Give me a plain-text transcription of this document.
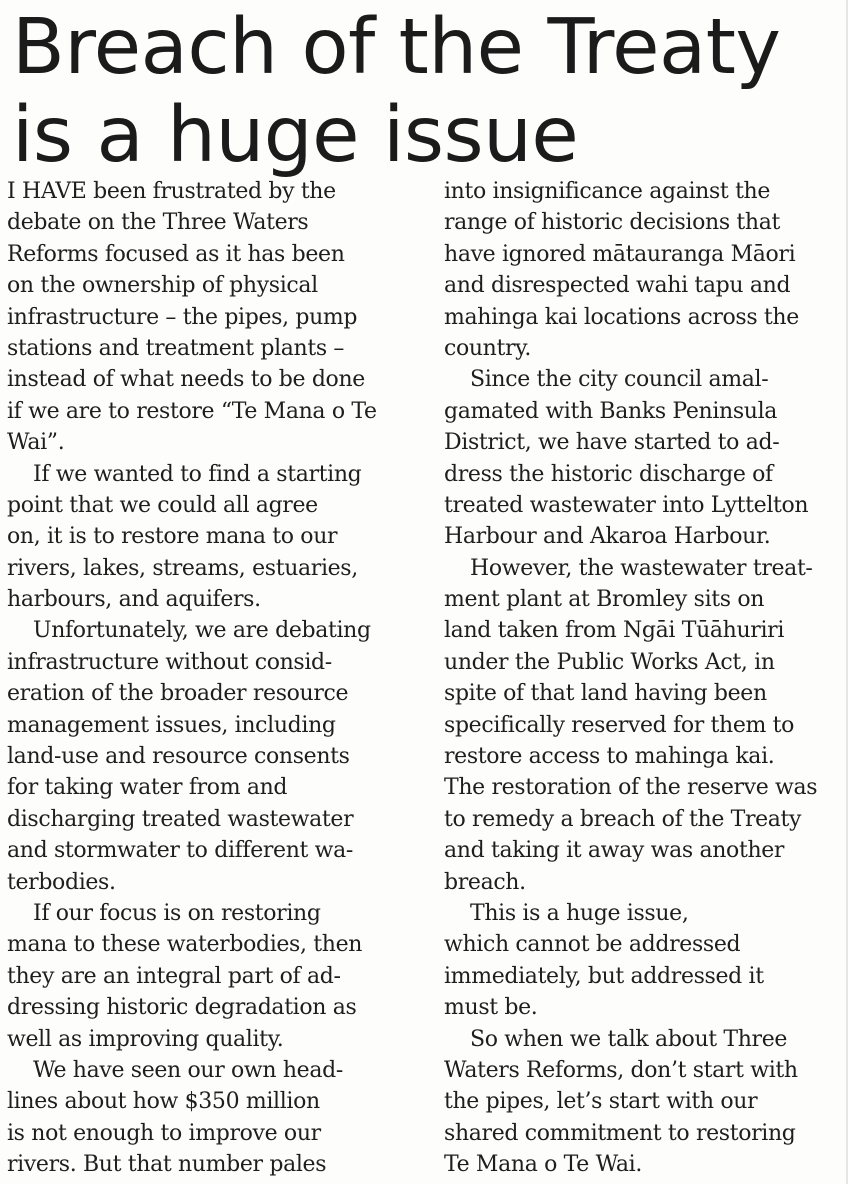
Breach of the Treaty
is a huge issue
I HAVE been frustrated by the
debate on the Three Waters
Reforms focused as it has been
on the ownership of physical
infrastructure – the pipes, pump
stations and treatment plants –
instead of what needs to be done
if we are to restore “Te Mana o Te
Wai”.
If we wanted to find a starting
point that we could all agree
on, it is to restore mana to our
rivers, lakes, streams, estuaries,
harbours, and aquifers.
Unfortunately, we are debating
infrastructure without consid-
eration of the broader resource
management issues, including
land-use and resource consents
for taking water from and
discharging treated wastewater
and stormwater to different wa-
terbodies.
If our focus is on restoring
mana to these waterbodies, then
they are an integral part of ad-
dressing historic degradation as
well as improving quality.
We have seen our own head-
lines about how $350 million
is not enough to improve our
rivers. But that number pales
into insignificance against the
range of historic decisions that
have ignored mātauranga Māori
and disrespected wahi tapu and
mahinga kai locations across the
country.
Since the city council amal-
gamated with Banks Peninsula
District, we have started to ad-
dress the historic discharge of
treated wastewater into Lyttelton
Harbour and Akaroa Harbour.
However, the wastewater treat-
ment plant at Bromley sits on
land taken from Ngāi Tūāhuriri
under the Public Works Act, in
spite of that land having been
specifically reserved for them to
restore access to mahinga kai.
The restoration of the reserve was
to remedy a breach of the Treaty
and taking it away was another
breach.
This is a huge issue,
which cannot be addressed
immediately, but addressed it
must be.
So when we talk about Three
Waters Reforms, don’t start with
the pipes, let’s start with our
shared commitment to restoring
Te Mana o Te Wai.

§ Stated problem:
Quote the records in full and exactly; skip any image.

§ Written response:
Give me a plain-text transcription of this document.
Breach of the Treaty
is a huge issue
I HAVE been frustrated by the
debate on the Three Waters
Reforms focused as it has been
on the ownership of physical
infrastructure – the pipes, pump
stations and treatment plants –
instead of what needs to be done
if we are to restore “Te Mana o Te
Wai”.
If we wanted to find a starting
point that we could all agree
on, it is to restore mana to our
rivers, lakes, streams, estuaries,
harbours, and aquifers.
Unfortunately, we are debating
infrastructure without consid-
eration of the broader resource
management issues, including
land-use and resource consents
for taking water from and
discharging treated wastewater
and stormwater to different wa-
terbodies.
If our focus is on restoring
mana to these waterbodies, then
they are an integral part of ad-
dressing historic degradation as
well as improving quality.
We have seen our own head-
lines about how $350 million
is not enough to improve our
rivers. But that number pales
into insignificance against the
range of historic decisions that
have ignored mātauranga Māori
and disrespected wahi tapu and
mahinga kai locations across the
country.
Since the city council amal-
gamated with Banks Peninsula
District, we have started to ad-
dress the historic discharge of
treated wastewater into Lyttelton
Harbour and Akaroa Harbour.
However, the wastewater treat-
ment plant at Bromley sits on
land taken from Ngāi Tūāhuriri
under the Public Works Act, in
spite of that land having been
specifically reserved for them to
restore access to mahinga kai.
The restoration of the reserve was
to remedy a breach of the Treaty
and taking it away was another
breach.
This is a huge issue,
which cannot be addressed
immediately, but addressed it
must be.
So when we talk about Three
Waters Reforms, don’t start with
the pipes, let’s start with our
shared commitment to restoring
Te Mana o Te Wai.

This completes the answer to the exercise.